Work to do.
Restate each of the lines given below, word for word.

Dataset records
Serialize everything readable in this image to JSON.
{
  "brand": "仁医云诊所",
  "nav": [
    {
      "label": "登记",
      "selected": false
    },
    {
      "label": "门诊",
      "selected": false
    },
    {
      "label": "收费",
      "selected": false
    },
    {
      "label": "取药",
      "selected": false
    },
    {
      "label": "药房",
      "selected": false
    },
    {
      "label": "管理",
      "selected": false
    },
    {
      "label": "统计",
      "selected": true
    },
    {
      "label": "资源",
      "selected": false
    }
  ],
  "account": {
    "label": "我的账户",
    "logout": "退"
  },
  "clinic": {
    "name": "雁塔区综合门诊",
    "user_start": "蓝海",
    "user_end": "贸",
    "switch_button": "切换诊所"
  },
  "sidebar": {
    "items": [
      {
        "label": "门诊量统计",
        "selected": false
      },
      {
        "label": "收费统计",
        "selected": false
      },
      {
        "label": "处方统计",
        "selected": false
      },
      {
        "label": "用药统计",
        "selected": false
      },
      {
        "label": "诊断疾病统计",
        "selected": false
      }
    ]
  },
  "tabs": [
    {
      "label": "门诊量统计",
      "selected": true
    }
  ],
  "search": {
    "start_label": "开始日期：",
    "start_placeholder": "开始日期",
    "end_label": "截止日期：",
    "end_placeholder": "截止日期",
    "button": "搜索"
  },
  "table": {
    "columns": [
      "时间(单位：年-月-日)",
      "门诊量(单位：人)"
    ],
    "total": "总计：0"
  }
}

Exercise result.
Serialize everything readable in this image to JSON.
{
  "brand": "仁医云诊所",
  "nav": [
    {
      "label": "登记",
      "selected": false
    },
    {
      "label": "门诊",
      "selected": false
    },
    {
      "label": "收费",
      "selected": false
    },
    {
      "label": "取药",
      "selected": false
    },
    {
      "label": "药房",
      "selected": false
    },
    {
      "label": "管理",
      "selected": false
    },
    {
      "label": "统计",
      "selected": true
    },
    {
      "label": "资源",
      "selected": false
    }
  ],
  "account": {
    "label": "我的账户",
    "logout": "退"
  },
  "clinic": {
    "name": "雁塔区综合门诊",
    "user_start": "蓝海",
    "user_end": "贸",
    "switch_button": "切换诊所"
  },
  "sidebar": {
    "items": [
      {
        "label": "门诊量统计",
        "selected": false
      },
      {
        "label": "收费统计",
        "selected": false
      },
      {
        "label": "处方统计",
        "selected": false
      },
      {
        "label": "用药统计",
        "selected": false
      },
      {
        "label": "诊断疾病统计",
        "selected": false
      }
    ]
  },
  "tabs": [
    {
      "label": "门诊量统计",
      "selected": true
    }
  ],
  "search": {
    "start_label": "开始日期：",
    "start_placeholder": "开始日期",
    "end_label": "截止日期：",
    "end_placeholder": "截止日期",
    "button": "搜索"
  },
  "table": {
    "columns": [
      "时间(单位：年-月-日)",
      "门诊量(单位：人)"
    ],
    "total": "总计：0"
  }
}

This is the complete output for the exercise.